> _AIM_
From the entries that follow, pick out all lines holding "title".

[Saved data entries]
--- Start ---
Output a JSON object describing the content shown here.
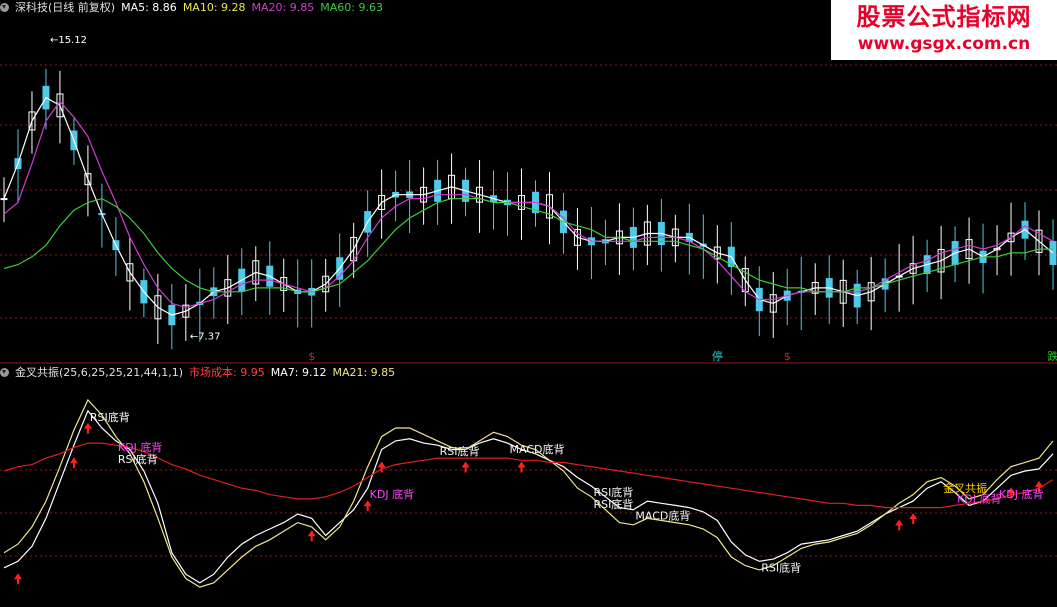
{
  "upper_header": {
    "title": "深科技(日线 前复权)",
    "ma5": "MA5: 8.86",
    "ma10": "MA10: 9.28",
    "ma20": "MA20: 9.85",
    "ma60": "MA60: 9.63"
  },
  "lower_header": {
    "title": "金叉共振(25,6,25,25,21,44,1,1)",
    "cost": "市场成本: 9.95",
    "ma7": "MA7: 9.12",
    "ma21": "MA21: 9.85"
  },
  "watermark": {
    "title": "股票公式指标网",
    "url": "www.gsgx.com.cn"
  },
  "colors": {
    "background": "#000000",
    "up_candle": "#ffffff",
    "ma5": "#ffffff",
    "ma10": "#e8e84c",
    "ma20": "#d23cd2",
    "ma60": "#3ccc3c",
    "cost_line": "#dd1f1f",
    "fast_line": "#ffffff",
    "slow_line": "#f0e68c",
    "arrow": "#ff2020",
    "grid": "#8b1a1a"
  },
  "chart_data": [
    {
      "type": "candlestick",
      "title": "深科技(日线 前复权)",
      "ylim": [
        7.0,
        15.5
      ],
      "high_label": "15.12",
      "low_label": "7.37",
      "series": [
        {
          "name": "MA5",
          "values": [
            10.9,
            11.8,
            12.9,
            13.5,
            13.3,
            12.4,
            11.4,
            10.5,
            9.7,
            9.0,
            8.5,
            8.1,
            7.9,
            8.0,
            8.2,
            8.5,
            8.6,
            8.8,
            9.0,
            8.9,
            8.7,
            8.5,
            8.5,
            8.7,
            9.1,
            9.6,
            10.3,
            10.8,
            11.0,
            11.0,
            11.0,
            11.1,
            11.2,
            11.1,
            11.0,
            10.9,
            10.8,
            10.8,
            10.8,
            10.7,
            10.3,
            9.9,
            9.8,
            9.8,
            9.9,
            9.9,
            10.0,
            10.0,
            9.9,
            9.9,
            9.7,
            9.5,
            9.4,
            8.8,
            8.3,
            8.2,
            8.4,
            8.5,
            8.6,
            8.6,
            8.5,
            8.4,
            8.5,
            8.7,
            8.9,
            9.1,
            9.2,
            9.3,
            9.5,
            9.6,
            9.4,
            9.6,
            9.9,
            10.1,
            9.8,
            9.5
          ]
        },
        {
          "name": "MA20",
          "values": [
            10.5,
            10.8,
            11.8,
            12.9,
            13.4,
            13.0,
            12.5,
            11.6,
            10.8,
            9.9,
            9.2,
            8.6,
            8.2,
            8.1,
            8.2,
            8.3,
            8.5,
            8.7,
            8.8,
            8.8,
            8.7,
            8.6,
            8.5,
            8.6,
            8.9,
            9.3,
            9.9,
            10.4,
            10.7,
            10.9,
            10.9,
            11.0,
            11.0,
            11.0,
            10.9,
            10.8,
            10.8,
            10.8,
            10.8,
            10.7,
            10.4,
            10.0,
            9.8,
            9.8,
            9.8,
            9.8,
            9.9,
            9.9,
            9.9,
            9.8,
            9.6,
            9.3,
            8.9,
            8.5,
            8.3,
            8.3,
            8.4,
            8.5,
            8.5,
            8.5,
            8.5,
            8.5,
            8.6,
            8.8,
            9.0,
            9.2,
            9.3,
            9.5,
            9.6,
            9.7,
            9.6,
            9.7,
            9.9,
            10.2,
            10.0,
            9.8
          ]
        },
        {
          "name": "MA60",
          "values": [
            9.1,
            9.2,
            9.4,
            9.7,
            10.2,
            10.6,
            10.8,
            10.9,
            10.7,
            10.4,
            10.0,
            9.5,
            9.1,
            8.8,
            8.6,
            8.5,
            8.5,
            8.5,
            8.6,
            8.6,
            8.6,
            8.5,
            8.5,
            8.6,
            8.7,
            9.0,
            9.3,
            9.7,
            10.1,
            10.4,
            10.6,
            10.8,
            10.9,
            10.9,
            10.9,
            10.8,
            10.8,
            10.7,
            10.6,
            10.5,
            10.3,
            10.2,
            10.1,
            9.9,
            9.9,
            9.8,
            9.8,
            9.8,
            9.8,
            9.7,
            9.6,
            9.4,
            9.2,
            9.0,
            8.8,
            8.7,
            8.6,
            8.6,
            8.5,
            8.5,
            8.5,
            8.6,
            8.6,
            8.7,
            8.8,
            8.9,
            9.0,
            9.1,
            9.2,
            9.3,
            9.4,
            9.4,
            9.5,
            9.5,
            9.6,
            9.6
          ]
        }
      ],
      "markers": [
        {
          "x": 22,
          "label": "$",
          "color": "#dd2020"
        },
        {
          "x": 51,
          "label": "停",
          "color": "#22c8c8"
        },
        {
          "x": 56,
          "label": "$",
          "color": "#dd2020"
        },
        {
          "x": 75,
          "label": "跌",
          "color": "#22cc22"
        }
      ]
    },
    {
      "type": "line",
      "title": "金叉共振(25,6,25,25,21,44,1,1)",
      "ylim": [
        0,
        100
      ],
      "series": [
        {
          "name": "MA7",
          "values": [
            15,
            18,
            25,
            38,
            55,
            72,
            88,
            80,
            74,
            70,
            60,
            45,
            22,
            12,
            8,
            12,
            20,
            26,
            30,
            33,
            36,
            40,
            38,
            30,
            36,
            42,
            52,
            70,
            74,
            75,
            73,
            72,
            70,
            70,
            73,
            75,
            73,
            70,
            68,
            65,
            62,
            57,
            53,
            48,
            43,
            42,
            46,
            45,
            44,
            43,
            41,
            37,
            27,
            21,
            18,
            19,
            22,
            26,
            27,
            28,
            30,
            32,
            36,
            40,
            43,
            46,
            52,
            55,
            50,
            44,
            46,
            52,
            58,
            60,
            61,
            68
          ]
        },
        {
          "name": "MA21",
          "values": [
            22,
            26,
            34,
            46,
            62,
            79,
            93,
            86,
            76,
            68,
            55,
            38,
            20,
            10,
            6,
            8,
            14,
            20,
            25,
            28,
            32,
            36,
            34,
            28,
            34,
            46,
            62,
            76,
            80,
            80,
            77,
            74,
            71,
            70,
            74,
            78,
            76,
            72,
            70,
            65,
            60,
            52,
            48,
            42,
            36,
            35,
            38,
            37,
            36,
            35,
            33,
            29,
            20,
            16,
            14,
            16,
            20,
            24,
            26,
            27,
            29,
            31,
            35,
            40,
            45,
            49,
            55,
            57,
            53,
            47,
            49,
            56,
            62,
            64,
            66,
            74
          ]
        },
        {
          "name": "市场成本",
          "values": [
            60,
            62,
            63,
            66,
            68,
            71,
            73,
            73,
            72,
            71,
            69,
            66,
            63,
            61,
            58,
            56,
            54,
            52,
            51,
            49,
            48,
            47,
            47,
            48,
            50,
            53,
            57,
            61,
            63,
            64,
            65,
            66,
            66,
            66,
            66,
            66,
            66,
            65,
            65,
            64,
            64,
            63,
            62,
            61,
            60,
            59,
            58,
            57,
            56,
            55,
            54,
            53,
            52,
            51,
            50,
            49,
            48,
            47,
            46,
            45,
            45,
            44,
            44,
            43,
            43,
            43,
            43,
            43,
            44,
            45,
            46,
            47,
            49,
            50,
            52,
            56
          ]
        }
      ],
      "annotations": [
        {
          "x": 6,
          "label": "RSI底背"
        },
        {
          "x": 8,
          "label": "KDJ 底背"
        },
        {
          "x": 8,
          "label": "RSI底背"
        },
        {
          "x": 26,
          "label": "KDJ 底背"
        },
        {
          "x": 31,
          "label": "RSI底背"
        },
        {
          "x": 36,
          "label": "MACD底背"
        },
        {
          "x": 42,
          "label": "RSI底背"
        },
        {
          "x": 42,
          "label": "RSI底背"
        },
        {
          "x": 45,
          "label": "MACD底背"
        },
        {
          "x": 54,
          "label": "RSI底背"
        },
        {
          "x": 67,
          "label": "金叉共振"
        },
        {
          "x": 68,
          "label": "KDJ 底背"
        },
        {
          "x": 71,
          "label": "KDJ 底背"
        }
      ],
      "arrows_x": [
        1,
        5,
        6,
        22,
        26,
        27,
        33,
        37,
        64,
        65,
        72,
        74
      ]
    }
  ]
}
--- End ---
> _FULL SOLUTION_
    "title": "深科技(日线 前复权)",
    "title": "金叉共振(25,6,25,25,21,44,1,1)",
    "title": "股票公式指标网",
      "title": "深科技(日线 前复权)",
      "title": "金叉共振(25,6,25,25,21,44,1,1)",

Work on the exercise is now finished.